* Excerpted data
>> START

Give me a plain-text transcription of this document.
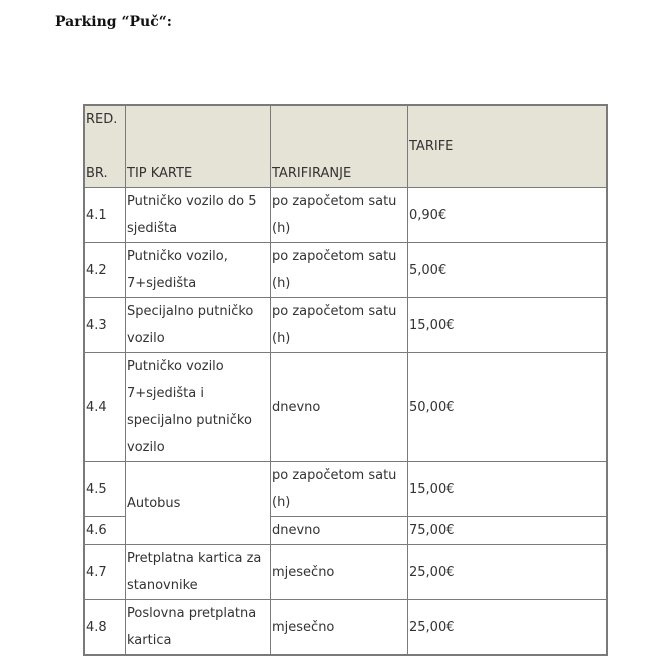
Parking “Puč“:
RED.
BR.	TIP KARTE	TARIFIRANJE	TARIFE
4.1	Putničko vozilo do 5 sjedišta	po započetom satu (h)	0,90€
4.2	Putničko vozilo, 7+sjedišta	po započetom satu (h)	5,00€
4.3	Specijalno putničko vozilo	po započetom satu (h)	15,00€
4.4	Putničko vozilo 7+sjedišta i specijalno putničko vozilo	dnevno	50,00€
4.5	Autobus	po započetom satu (h)	15,00€
4.6		dnevno	75,00€
4.7	Pretplatna kartica za stanovnike	mjesečno	25,00€
4.8	Poslovna pretplatna kartica	mjesečno	25,00€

>> END

Return all of the entries word for word, but omit the pictures.

Give me a plain-text transcription of this document.
Parking “Puč“:
RED.
BR.	TIP KARTE	TARIFIRANJE	TARIFE
4.1	Putničko vozilo do 5 sjedišta	po započetom satu (h)	0,90€
4.2	Putničko vozilo, 7+sjedišta	po započetom satu (h)	5,00€
4.3	Specijalno putničko vozilo	po započetom satu (h)	15,00€
4.4	Putničko vozilo 7+sjedišta i specijalno putničko vozilo	dnevno	50,00€
4.5	Autobus	po započetom satu (h)	15,00€
4.6		dnevno	75,00€
4.7	Pretplatna kartica za stanovnike	mjesečno	25,00€
4.8	Poslovna pretplatna kartica	mjesečno	25,00€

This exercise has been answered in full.